Problem to solve = Copy the following entries word for word.

— BEGIN Data supplied —

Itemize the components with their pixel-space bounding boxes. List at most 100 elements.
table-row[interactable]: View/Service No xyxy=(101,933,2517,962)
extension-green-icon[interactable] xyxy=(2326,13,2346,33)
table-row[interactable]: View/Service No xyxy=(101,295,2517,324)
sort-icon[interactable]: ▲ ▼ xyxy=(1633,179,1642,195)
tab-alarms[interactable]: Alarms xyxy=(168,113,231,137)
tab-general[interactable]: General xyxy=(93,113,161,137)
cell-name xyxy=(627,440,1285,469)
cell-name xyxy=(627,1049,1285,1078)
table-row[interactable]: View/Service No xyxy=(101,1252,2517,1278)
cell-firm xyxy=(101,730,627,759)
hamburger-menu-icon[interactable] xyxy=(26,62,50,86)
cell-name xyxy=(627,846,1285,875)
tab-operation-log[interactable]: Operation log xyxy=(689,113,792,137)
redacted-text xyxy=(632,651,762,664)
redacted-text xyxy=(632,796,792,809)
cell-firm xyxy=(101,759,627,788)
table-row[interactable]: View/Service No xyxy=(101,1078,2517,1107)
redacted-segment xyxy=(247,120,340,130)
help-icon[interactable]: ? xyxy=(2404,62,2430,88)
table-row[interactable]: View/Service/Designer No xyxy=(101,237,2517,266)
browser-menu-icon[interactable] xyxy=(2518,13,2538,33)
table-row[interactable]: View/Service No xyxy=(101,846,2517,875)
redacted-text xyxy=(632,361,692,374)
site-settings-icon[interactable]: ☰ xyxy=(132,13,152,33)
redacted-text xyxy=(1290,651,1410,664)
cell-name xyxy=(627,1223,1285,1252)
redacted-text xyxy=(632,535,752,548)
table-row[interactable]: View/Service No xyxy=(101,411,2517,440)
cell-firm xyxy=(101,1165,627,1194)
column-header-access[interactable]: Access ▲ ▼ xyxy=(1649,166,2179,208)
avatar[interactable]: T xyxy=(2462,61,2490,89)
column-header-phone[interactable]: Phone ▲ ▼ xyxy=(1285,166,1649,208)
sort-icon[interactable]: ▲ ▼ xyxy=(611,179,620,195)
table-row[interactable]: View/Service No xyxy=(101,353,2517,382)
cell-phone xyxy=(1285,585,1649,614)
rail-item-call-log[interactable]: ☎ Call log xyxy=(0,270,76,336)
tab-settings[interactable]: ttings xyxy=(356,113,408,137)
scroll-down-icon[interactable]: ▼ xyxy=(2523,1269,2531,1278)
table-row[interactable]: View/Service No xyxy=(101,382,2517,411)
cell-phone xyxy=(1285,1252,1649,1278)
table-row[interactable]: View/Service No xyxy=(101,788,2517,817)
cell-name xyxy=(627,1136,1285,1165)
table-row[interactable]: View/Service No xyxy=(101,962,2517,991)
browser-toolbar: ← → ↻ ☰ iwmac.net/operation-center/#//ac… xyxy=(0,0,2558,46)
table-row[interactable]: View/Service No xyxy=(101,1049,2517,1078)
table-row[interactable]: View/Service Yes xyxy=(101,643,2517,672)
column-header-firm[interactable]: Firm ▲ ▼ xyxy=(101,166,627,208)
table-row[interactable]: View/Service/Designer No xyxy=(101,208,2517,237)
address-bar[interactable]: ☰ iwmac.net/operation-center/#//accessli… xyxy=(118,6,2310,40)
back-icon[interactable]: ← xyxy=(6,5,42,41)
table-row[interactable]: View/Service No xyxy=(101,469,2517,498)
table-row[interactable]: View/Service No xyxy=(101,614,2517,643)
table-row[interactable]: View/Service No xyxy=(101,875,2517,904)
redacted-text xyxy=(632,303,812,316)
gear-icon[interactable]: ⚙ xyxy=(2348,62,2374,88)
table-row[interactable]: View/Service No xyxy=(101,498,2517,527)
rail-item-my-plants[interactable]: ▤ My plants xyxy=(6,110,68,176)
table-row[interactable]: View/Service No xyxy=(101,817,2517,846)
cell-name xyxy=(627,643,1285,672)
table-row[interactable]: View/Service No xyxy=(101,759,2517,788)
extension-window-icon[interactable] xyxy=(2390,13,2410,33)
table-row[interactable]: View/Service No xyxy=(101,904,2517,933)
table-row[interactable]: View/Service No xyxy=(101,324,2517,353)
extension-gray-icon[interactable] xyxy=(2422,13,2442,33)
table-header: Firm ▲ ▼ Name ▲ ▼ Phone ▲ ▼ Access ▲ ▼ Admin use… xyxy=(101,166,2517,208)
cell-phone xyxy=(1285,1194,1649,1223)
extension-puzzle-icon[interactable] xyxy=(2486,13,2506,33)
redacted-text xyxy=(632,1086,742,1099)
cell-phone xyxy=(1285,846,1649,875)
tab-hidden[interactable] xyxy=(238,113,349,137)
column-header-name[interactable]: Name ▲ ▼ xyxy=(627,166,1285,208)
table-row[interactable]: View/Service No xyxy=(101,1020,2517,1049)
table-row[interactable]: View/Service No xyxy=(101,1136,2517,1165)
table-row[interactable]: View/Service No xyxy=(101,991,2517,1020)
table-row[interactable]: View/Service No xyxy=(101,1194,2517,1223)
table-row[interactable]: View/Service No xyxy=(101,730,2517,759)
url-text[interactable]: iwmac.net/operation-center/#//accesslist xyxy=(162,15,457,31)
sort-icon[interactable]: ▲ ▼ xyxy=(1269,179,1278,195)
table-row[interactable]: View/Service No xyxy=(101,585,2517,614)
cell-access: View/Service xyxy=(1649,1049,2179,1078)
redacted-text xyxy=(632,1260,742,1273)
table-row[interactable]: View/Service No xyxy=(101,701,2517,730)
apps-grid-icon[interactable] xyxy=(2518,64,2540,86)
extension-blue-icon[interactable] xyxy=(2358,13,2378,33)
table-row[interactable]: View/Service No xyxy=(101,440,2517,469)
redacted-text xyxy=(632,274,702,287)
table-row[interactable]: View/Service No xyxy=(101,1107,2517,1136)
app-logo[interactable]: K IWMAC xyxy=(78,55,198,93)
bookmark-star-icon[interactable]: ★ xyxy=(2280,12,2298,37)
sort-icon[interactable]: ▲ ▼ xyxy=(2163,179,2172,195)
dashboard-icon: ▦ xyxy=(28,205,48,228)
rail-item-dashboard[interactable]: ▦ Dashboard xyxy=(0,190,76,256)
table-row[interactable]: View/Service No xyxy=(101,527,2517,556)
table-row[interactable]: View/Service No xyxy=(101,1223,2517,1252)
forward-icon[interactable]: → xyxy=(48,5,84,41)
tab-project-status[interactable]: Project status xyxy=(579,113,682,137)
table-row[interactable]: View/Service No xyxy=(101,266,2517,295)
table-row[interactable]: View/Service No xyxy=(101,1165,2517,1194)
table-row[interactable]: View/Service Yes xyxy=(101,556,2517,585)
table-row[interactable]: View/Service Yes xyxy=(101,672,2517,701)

— END Data supplied —

Task solution =
Itemize the components with their pixel-space bounding boxes. List at most 100 elements.
table-row[interactable]: View/Service No xyxy=(101,933,2517,962)
extension-green-icon[interactable] xyxy=(2326,13,2346,33)
table-row[interactable]: View/Service No xyxy=(101,295,2517,324)
sort-icon[interactable]: ▲ ▼ xyxy=(1633,179,1642,195)
tab-alarms[interactable]: Alarms xyxy=(168,113,231,137)
tab-general[interactable]: General xyxy=(93,113,161,137)
cell-name xyxy=(627,440,1285,469)
cell-name xyxy=(627,1049,1285,1078)
table-row[interactable]: View/Service No xyxy=(101,1252,2517,1278)
cell-firm xyxy=(101,730,627,759)
hamburger-menu-icon[interactable] xyxy=(26,62,50,86)
cell-name xyxy=(627,846,1285,875)
tab-operation-log[interactable]: Operation log xyxy=(689,113,792,137)
redacted-text xyxy=(632,651,762,664)
redacted-text xyxy=(632,796,792,809)
cell-firm xyxy=(101,759,627,788)
table-row[interactable]: View/Service No xyxy=(101,1078,2517,1107)
redacted-segment xyxy=(247,120,340,130)
help-icon[interactable]: ? xyxy=(2404,62,2430,88)
table-row[interactable]: View/Service/Designer No xyxy=(101,237,2517,266)
browser-menu-icon[interactable] xyxy=(2518,13,2538,33)
table-row[interactable]: View/Service No xyxy=(101,846,2517,875)
redacted-text xyxy=(632,361,692,374)
site-settings-icon[interactable]: ☰ xyxy=(132,13,152,33)
redacted-text xyxy=(1290,651,1410,664)
cell-name xyxy=(627,1223,1285,1252)
redacted-text xyxy=(632,535,752,548)
table-row[interactable]: View/Service No xyxy=(101,411,2517,440)
cell-firm xyxy=(101,1165,627,1194)
column-header-access[interactable]: Access ▲ ▼ xyxy=(1649,166,2179,208)
avatar[interactable]: T xyxy=(2462,61,2490,89)
column-header-phone[interactable]: Phone ▲ ▼ xyxy=(1285,166,1649,208)
sort-icon[interactable]: ▲ ▼ xyxy=(611,179,620,195)
table-row[interactable]: View/Service No xyxy=(101,353,2517,382)
cell-phone xyxy=(1285,585,1649,614)
rail-item-call-log[interactable]: ☎ Call log xyxy=(0,270,76,336)
tab-settings[interactable]: ttings xyxy=(356,113,408,137)
scroll-down-icon[interactable]: ▼ xyxy=(2523,1269,2531,1278)
table-row[interactable]: View/Service No xyxy=(101,382,2517,411)
cell-phone xyxy=(1285,1252,1649,1278)
table-row[interactable]: View/Service No xyxy=(101,788,2517,817)
cell-name xyxy=(627,1136,1285,1165)
table-row[interactable]: View/Service No xyxy=(101,962,2517,991)
browser-toolbar: ← → ↻ ☰ iwmac.net/operation-center/#//ac… xyxy=(0,0,2558,46)
table-row[interactable]: View/Service No xyxy=(101,1049,2517,1078)
table-row[interactable]: View/Service Yes xyxy=(101,643,2517,672)
column-header-firm[interactable]: Firm ▲ ▼ xyxy=(101,166,627,208)
table-row[interactable]: View/Service/Designer No xyxy=(101,208,2517,237)
address-bar[interactable]: ☰ iwmac.net/operation-center/#//accessli… xyxy=(118,6,2310,40)
back-icon[interactable]: ← xyxy=(6,5,42,41)
table-row[interactable]: View/Service No xyxy=(101,469,2517,498)
table-row[interactable]: View/Service No xyxy=(101,614,2517,643)
table-row[interactable]: View/Service No xyxy=(101,875,2517,904)
redacted-text xyxy=(632,303,812,316)
gear-icon[interactable]: ⚙ xyxy=(2348,62,2374,88)
table-row[interactable]: View/Service No xyxy=(101,498,2517,527)
rail-item-my-plants[interactable]: ▤ My plants xyxy=(6,110,68,176)
table-row[interactable]: View/Service No xyxy=(101,817,2517,846)
cell-name xyxy=(627,643,1285,672)
table-row[interactable]: View/Service No xyxy=(101,759,2517,788)
extension-window-icon[interactable] xyxy=(2390,13,2410,33)
table-row[interactable]: View/Service No xyxy=(101,904,2517,933)
table-row[interactable]: View/Service No xyxy=(101,324,2517,353)
extension-gray-icon[interactable] xyxy=(2422,13,2442,33)
table-header: Firm ▲ ▼ Name ▲ ▼ Phone ▲ ▼ Access ▲ ▼ Admin use… xyxy=(101,166,2517,208)
cell-phone xyxy=(1285,1194,1649,1223)
extension-puzzle-icon[interactable] xyxy=(2486,13,2506,33)
redacted-text xyxy=(632,1086,742,1099)
cell-phone xyxy=(1285,846,1649,875)
tab-hidden[interactable] xyxy=(238,113,349,137)
column-header-name[interactable]: Name ▲ ▼ xyxy=(627,166,1285,208)
table-row[interactable]: View/Service No xyxy=(101,1020,2517,1049)
table-row[interactable]: View/Service No xyxy=(101,1136,2517,1165)
table-row[interactable]: View/Service No xyxy=(101,991,2517,1020)
table-row[interactable]: View/Service No xyxy=(101,1194,2517,1223)
table-row[interactable]: View/Service No xyxy=(101,730,2517,759)
url-text[interactable]: iwmac.net/operation-center/#//accesslist xyxy=(162,15,457,31)
sort-icon[interactable]: ▲ ▼ xyxy=(1269,179,1278,195)
table-row[interactable]: View/Service No xyxy=(101,585,2517,614)
cell-access: View/Service xyxy=(1649,1049,2179,1078)
redacted-text xyxy=(632,1260,742,1273)
table-row[interactable]: View/Service No xyxy=(101,701,2517,730)
apps-grid-icon[interactable] xyxy=(2518,64,2540,86)
extension-blue-icon[interactable] xyxy=(2358,13,2378,33)
table-row[interactable]: View/Service No xyxy=(101,440,2517,469)
redacted-text xyxy=(632,274,702,287)
table-row[interactable]: View/Service No xyxy=(101,1107,2517,1136)
app-logo[interactable]: K IWMAC xyxy=(78,55,198,93)
bookmark-star-icon[interactable]: ★ xyxy=(2280,12,2298,37)
sort-icon[interactable]: ▲ ▼ xyxy=(2163,179,2172,195)
dashboard-icon: ▦ xyxy=(28,205,48,228)
rail-item-dashboard[interactable]: ▦ Dashboard xyxy=(0,190,76,256)
table-row[interactable]: View/Service No xyxy=(101,527,2517,556)
table-row[interactable]: View/Service No xyxy=(101,1223,2517,1252)
forward-icon[interactable]: → xyxy=(48,5,84,41)
tab-project-status[interactable]: Project status xyxy=(579,113,682,137)
table-row[interactable]: View/Service No xyxy=(101,266,2517,295)
table-row[interactable]: View/Service No xyxy=(101,1165,2517,1194)
table-row[interactable]: View/Service Yes xyxy=(101,556,2517,585)
table-row[interactable]: View/Service Yes xyxy=(101,672,2517,701)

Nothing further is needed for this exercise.